• _What you have to do_: Reproduce every line of the material below, but drop the pictures.

• _Data listing_:
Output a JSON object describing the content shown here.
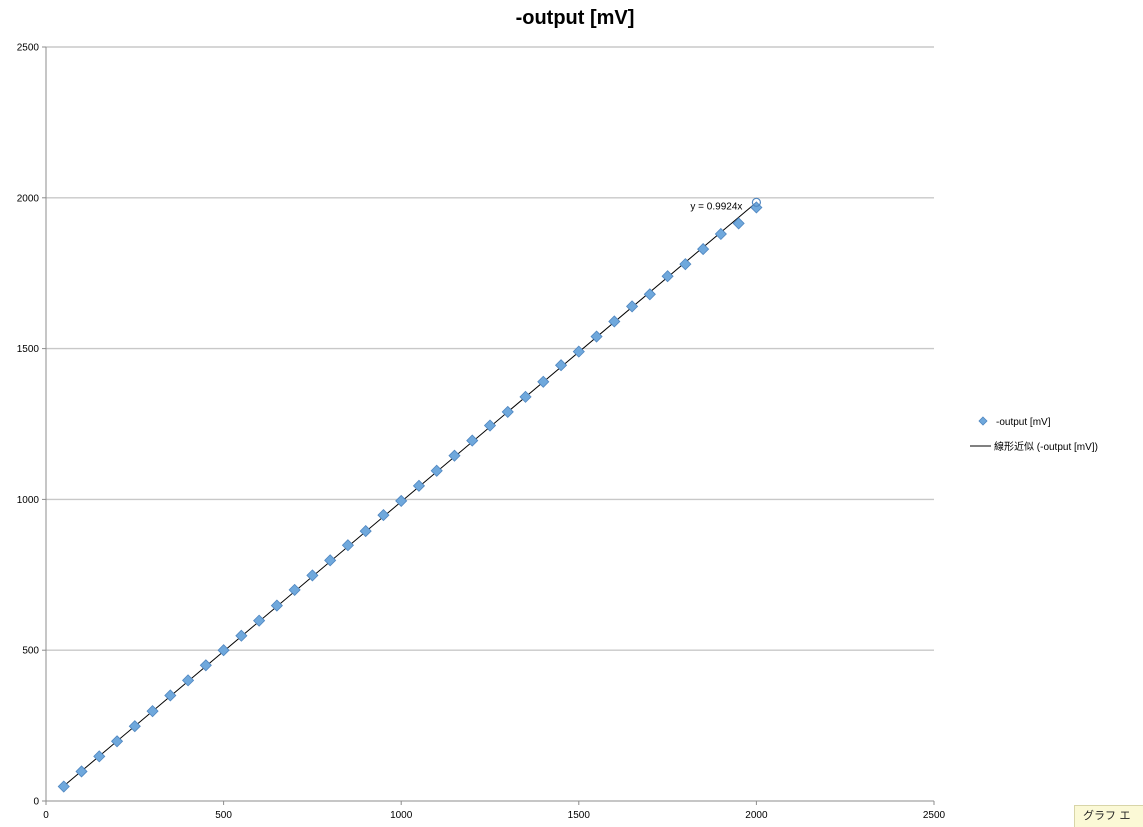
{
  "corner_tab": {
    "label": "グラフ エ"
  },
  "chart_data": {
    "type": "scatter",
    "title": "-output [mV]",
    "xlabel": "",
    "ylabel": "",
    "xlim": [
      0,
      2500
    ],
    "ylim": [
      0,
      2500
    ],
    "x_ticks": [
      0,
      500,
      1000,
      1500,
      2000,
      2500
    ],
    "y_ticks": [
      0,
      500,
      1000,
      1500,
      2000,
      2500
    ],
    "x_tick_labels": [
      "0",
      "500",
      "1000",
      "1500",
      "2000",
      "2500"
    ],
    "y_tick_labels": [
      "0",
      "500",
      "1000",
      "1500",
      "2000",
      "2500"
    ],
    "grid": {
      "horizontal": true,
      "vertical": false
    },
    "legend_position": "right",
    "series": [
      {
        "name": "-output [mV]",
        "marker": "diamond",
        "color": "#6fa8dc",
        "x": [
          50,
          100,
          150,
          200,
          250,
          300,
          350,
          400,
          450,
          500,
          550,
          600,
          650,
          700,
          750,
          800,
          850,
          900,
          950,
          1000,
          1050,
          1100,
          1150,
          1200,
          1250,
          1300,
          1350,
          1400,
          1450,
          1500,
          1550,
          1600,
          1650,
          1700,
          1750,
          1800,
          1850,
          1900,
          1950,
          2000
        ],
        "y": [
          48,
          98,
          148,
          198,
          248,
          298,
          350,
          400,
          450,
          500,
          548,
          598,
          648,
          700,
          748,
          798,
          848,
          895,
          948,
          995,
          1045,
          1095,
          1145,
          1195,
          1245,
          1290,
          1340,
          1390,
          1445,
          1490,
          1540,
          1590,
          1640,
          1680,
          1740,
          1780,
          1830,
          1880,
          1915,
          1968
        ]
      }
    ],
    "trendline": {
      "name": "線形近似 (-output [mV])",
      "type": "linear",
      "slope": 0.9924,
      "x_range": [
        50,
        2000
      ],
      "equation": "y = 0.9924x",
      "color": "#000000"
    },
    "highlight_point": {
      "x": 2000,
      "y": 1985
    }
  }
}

• _Answer in full_:
Output a JSON object describing the content shown here.
{
  "corner_tab": {
    "label": "グラフ エ"
  },
  "chart_data": {
    "type": "scatter",
    "title": "-output [mV]",
    "xlabel": "",
    "ylabel": "",
    "xlim": [
      0,
      2500
    ],
    "ylim": [
      0,
      2500
    ],
    "x_ticks": [
      0,
      500,
      1000,
      1500,
      2000,
      2500
    ],
    "y_ticks": [
      0,
      500,
      1000,
      1500,
      2000,
      2500
    ],
    "x_tick_labels": [
      "0",
      "500",
      "1000",
      "1500",
      "2000",
      "2500"
    ],
    "y_tick_labels": [
      "0",
      "500",
      "1000",
      "1500",
      "2000",
      "2500"
    ],
    "grid": {
      "horizontal": true,
      "vertical": false
    },
    "legend_position": "right",
    "series": [
      {
        "name": "-output [mV]",
        "marker": "diamond",
        "color": "#6fa8dc",
        "x": [
          50,
          100,
          150,
          200,
          250,
          300,
          350,
          400,
          450,
          500,
          550,
          600,
          650,
          700,
          750,
          800,
          850,
          900,
          950,
          1000,
          1050,
          1100,
          1150,
          1200,
          1250,
          1300,
          1350,
          1400,
          1450,
          1500,
          1550,
          1600,
          1650,
          1700,
          1750,
          1800,
          1850,
          1900,
          1950,
          2000
        ],
        "y": [
          48,
          98,
          148,
          198,
          248,
          298,
          350,
          400,
          450,
          500,
          548,
          598,
          648,
          700,
          748,
          798,
          848,
          895,
          948,
          995,
          1045,
          1095,
          1145,
          1195,
          1245,
          1290,
          1340,
          1390,
          1445,
          1490,
          1540,
          1590,
          1640,
          1680,
          1740,
          1780,
          1830,
          1880,
          1915,
          1968
        ]
      }
    ],
    "trendline": {
      "name": "線形近似 (-output [mV])",
      "type": "linear",
      "slope": 0.9924,
      "x_range": [
        50,
        2000
      ],
      "equation": "y = 0.9924x",
      "color": "#000000"
    },
    "highlight_point": {
      "x": 2000,
      "y": 1985
    }
  }
}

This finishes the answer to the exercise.